__What the exercise asks__
Output all the material that follows, exactly as given.

__Listing__
-*-*-

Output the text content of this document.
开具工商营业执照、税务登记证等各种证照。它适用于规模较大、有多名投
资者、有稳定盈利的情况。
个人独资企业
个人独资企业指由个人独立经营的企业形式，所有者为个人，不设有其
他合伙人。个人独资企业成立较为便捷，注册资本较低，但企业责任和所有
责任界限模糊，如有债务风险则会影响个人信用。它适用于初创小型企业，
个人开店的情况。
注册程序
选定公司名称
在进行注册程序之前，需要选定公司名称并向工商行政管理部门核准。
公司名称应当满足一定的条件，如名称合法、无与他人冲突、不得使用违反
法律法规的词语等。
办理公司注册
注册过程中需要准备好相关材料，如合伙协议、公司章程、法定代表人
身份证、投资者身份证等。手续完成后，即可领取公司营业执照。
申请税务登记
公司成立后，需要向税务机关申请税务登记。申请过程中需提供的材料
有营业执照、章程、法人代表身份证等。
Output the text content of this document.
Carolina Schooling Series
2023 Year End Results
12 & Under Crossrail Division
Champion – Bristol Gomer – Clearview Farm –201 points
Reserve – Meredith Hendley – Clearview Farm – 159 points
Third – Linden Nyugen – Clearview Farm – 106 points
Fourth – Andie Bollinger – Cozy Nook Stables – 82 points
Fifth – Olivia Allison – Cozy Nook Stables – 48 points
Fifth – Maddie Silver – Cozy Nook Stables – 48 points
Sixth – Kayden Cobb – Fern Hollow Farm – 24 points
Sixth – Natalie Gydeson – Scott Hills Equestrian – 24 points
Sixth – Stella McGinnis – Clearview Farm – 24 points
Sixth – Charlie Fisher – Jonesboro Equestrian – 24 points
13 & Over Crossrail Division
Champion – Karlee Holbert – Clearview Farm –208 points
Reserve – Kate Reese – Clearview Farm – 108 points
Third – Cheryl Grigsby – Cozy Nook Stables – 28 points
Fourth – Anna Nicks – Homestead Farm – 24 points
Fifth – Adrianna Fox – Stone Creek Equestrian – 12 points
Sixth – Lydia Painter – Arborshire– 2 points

-*-*-

__Response__
Output the text content of this document.
开具工商营业执照、税务登记证等各种证照。它适用于规模较大、有多名投
资者、有稳定盈利的情况。
个人独资企业
个人独资企业指由个人独立经营的企业形式，所有者为个人，不设有其
他合伙人。个人独资企业成立较为便捷，注册资本较低，但企业责任和所有
责任界限模糊，如有债务风险则会影响个人信用。它适用于初创小型企业，
个人开店的情况。
注册程序
选定公司名称
在进行注册程序之前，需要选定公司名称并向工商行政管理部门核准。
公司名称应当满足一定的条件，如名称合法、无与他人冲突、不得使用违反
法律法规的词语等。
办理公司注册
注册过程中需要准备好相关材料，如合伙协议、公司章程、法定代表人
身份证、投资者身份证等。手续完成后，即可领取公司营业执照。
申请税务登记
公司成立后，需要向税务机关申请税务登记。申请过程中需提供的材料
有营业执照、章程、法人代表身份证等。
Output the text content of this document.
Carolina Schooling Series
2023 Year End Results
12 & Under Crossrail Division
Champion – Bristol Gomer – Clearview Farm –201 points
Reserve – Meredith Hendley – Clearview Farm – 159 points
Third – Linden Nyugen – Clearview Farm – 106 points
Fourth – Andie Bollinger – Cozy Nook Stables – 82 points
Fifth – Olivia Allison – Cozy Nook Stables – 48 points
Fifth – Maddie Silver – Cozy Nook Stables – 48 points
Sixth – Kayden Cobb – Fern Hollow Farm – 24 points
Sixth – Natalie Gydeson – Scott Hills Equestrian – 24 points
Sixth – Stella McGinnis – Clearview Farm – 24 points
Sixth – Charlie Fisher – Jonesboro Equestrian – 24 points
13 & Over Crossrail Division
Champion – Karlee Holbert – Clearview Farm –208 points
Reserve – Kate Reese – Clearview Farm – 108 points
Third – Cheryl Grigsby – Cozy Nook Stables – 28 points
Fourth – Anna Nicks – Homestead Farm – 24 points
Fifth – Adrianna Fox – Stone Creek Equestrian – 12 points
Sixth – Lydia Painter – Arborshire– 2 points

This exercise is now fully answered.